*What the task requires*: Exclude all pictures, then copy each of the records exactly as written.
---------- Records for the exercise ----------
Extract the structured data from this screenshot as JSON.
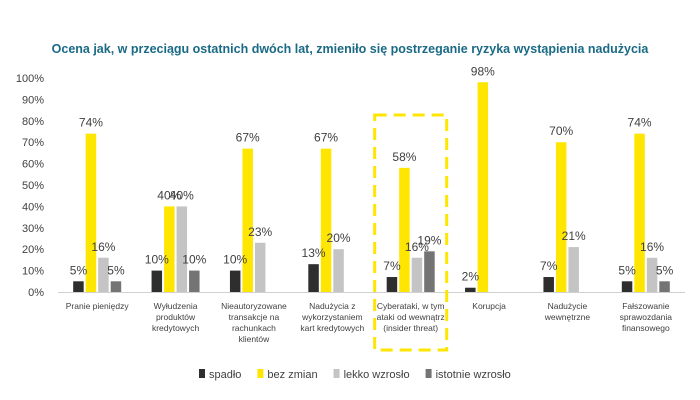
{
  "chart_data": {
    "type": "bar",
    "title": "Ocena jak, w przeciągu ostatnich dwóch lat, zmieniło się postrzeganie ryzyka wystąpienia nadużycia",
    "ylim": [
      0,
      100
    ],
    "y_ticks": [
      "0%",
      "10%",
      "20%",
      "30%",
      "40%",
      "50%",
      "60%",
      "70%",
      "80%",
      "90%",
      "100%"
    ],
    "categories": [
      [
        "Pranie pieniędzy"
      ],
      [
        "Wyłudzenia",
        "produktów",
        "kredytowych"
      ],
      [
        "Nieautoryzowane",
        "transakcje na",
        "rachunkach",
        "klientów"
      ],
      [
        "Nadużycia z",
        "wykorzystaniem",
        "kart kredytowych"
      ],
      [
        "Cyberataki, w tym",
        "ataki od wewnątrz",
        "(insider threat)"
      ],
      [
        "Korupcja"
      ],
      [
        "Nadużycie",
        "wewnętrzne"
      ],
      [
        "Fałszowanie",
        "sprawozdania",
        "finansowego"
      ]
    ],
    "series": [
      {
        "name": "spadło",
        "color": "#2e2e2e",
        "values": [
          5,
          10,
          10,
          13,
          7,
          2,
          7,
          5
        ],
        "labels": [
          "5%",
          "10%",
          "10%",
          "13%",
          "7%",
          "2%",
          "7%",
          "5%"
        ]
      },
      {
        "name": "bez zmian",
        "color": "#ffe600",
        "values": [
          74,
          40,
          67,
          67,
          58,
          98,
          70,
          74
        ],
        "labels": [
          "74%",
          "40%",
          "67%",
          "67%",
          "58%",
          "98%",
          "70%",
          "74%"
        ]
      },
      {
        "name": "lekko wzrosło",
        "color": "#c4c4c4",
        "values": [
          16,
          40,
          23,
          20,
          16,
          null,
          21,
          16
        ],
        "labels": [
          "16%",
          "40%",
          "23%",
          "20%",
          "16%",
          "",
          "21%",
          "16%"
        ]
      },
      {
        "name": "istotnie wzrosło",
        "color": "#747474",
        "values": [
          5,
          10,
          null,
          null,
          19,
          null,
          null,
          5
        ],
        "labels": [
          "5%",
          "10%",
          "",
          "",
          "19%",
          "",
          "",
          "5%"
        ]
      }
    ],
    "highlight": {
      "category_index": 4,
      "color": "#ffe600",
      "style": "dashed"
    },
    "legend_position": "bottom",
    "grid": false
  }
}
----------
*Result for this exercise*:
Extract the structured data from this screenshot as JSON.
{
  "chart_data": {
    "type": "bar",
    "title": "Ocena jak, w przeciągu ostatnich dwóch lat, zmieniło się postrzeganie ryzyka wystąpienia nadużycia",
    "ylim": [
      0,
      100
    ],
    "y_ticks": [
      "0%",
      "10%",
      "20%",
      "30%",
      "40%",
      "50%",
      "60%",
      "70%",
      "80%",
      "90%",
      "100%"
    ],
    "categories": [
      [
        "Pranie pieniędzy"
      ],
      [
        "Wyłudzenia",
        "produktów",
        "kredytowych"
      ],
      [
        "Nieautoryzowane",
        "transakcje na",
        "rachunkach",
        "klientów"
      ],
      [
        "Nadużycia z",
        "wykorzystaniem",
        "kart kredytowych"
      ],
      [
        "Cyberataki, w tym",
        "ataki od wewnątrz",
        "(insider threat)"
      ],
      [
        "Korupcja"
      ],
      [
        "Nadużycie",
        "wewnętrzne"
      ],
      [
        "Fałszowanie",
        "sprawozdania",
        "finansowego"
      ]
    ],
    "series": [
      {
        "name": "spadło",
        "color": "#2e2e2e",
        "values": [
          5,
          10,
          10,
          13,
          7,
          2,
          7,
          5
        ],
        "labels": [
          "5%",
          "10%",
          "10%",
          "13%",
          "7%",
          "2%",
          "7%",
          "5%"
        ]
      },
      {
        "name": "bez zmian",
        "color": "#ffe600",
        "values": [
          74,
          40,
          67,
          67,
          58,
          98,
          70,
          74
        ],
        "labels": [
          "74%",
          "40%",
          "67%",
          "67%",
          "58%",
          "98%",
          "70%",
          "74%"
        ]
      },
      {
        "name": "lekko wzrosło",
        "color": "#c4c4c4",
        "values": [
          16,
          40,
          23,
          20,
          16,
          null,
          21,
          16
        ],
        "labels": [
          "16%",
          "40%",
          "23%",
          "20%",
          "16%",
          "",
          "21%",
          "16%"
        ]
      },
      {
        "name": "istotnie wzrosło",
        "color": "#747474",
        "values": [
          5,
          10,
          null,
          null,
          19,
          null,
          null,
          5
        ],
        "labels": [
          "5%",
          "10%",
          "",
          "",
          "19%",
          "",
          "",
          "5%"
        ]
      }
    ],
    "highlight": {
      "category_index": 4,
      "color": "#ffe600",
      "style": "dashed"
    },
    "legend_position": "bottom",
    "grid": false
  }
}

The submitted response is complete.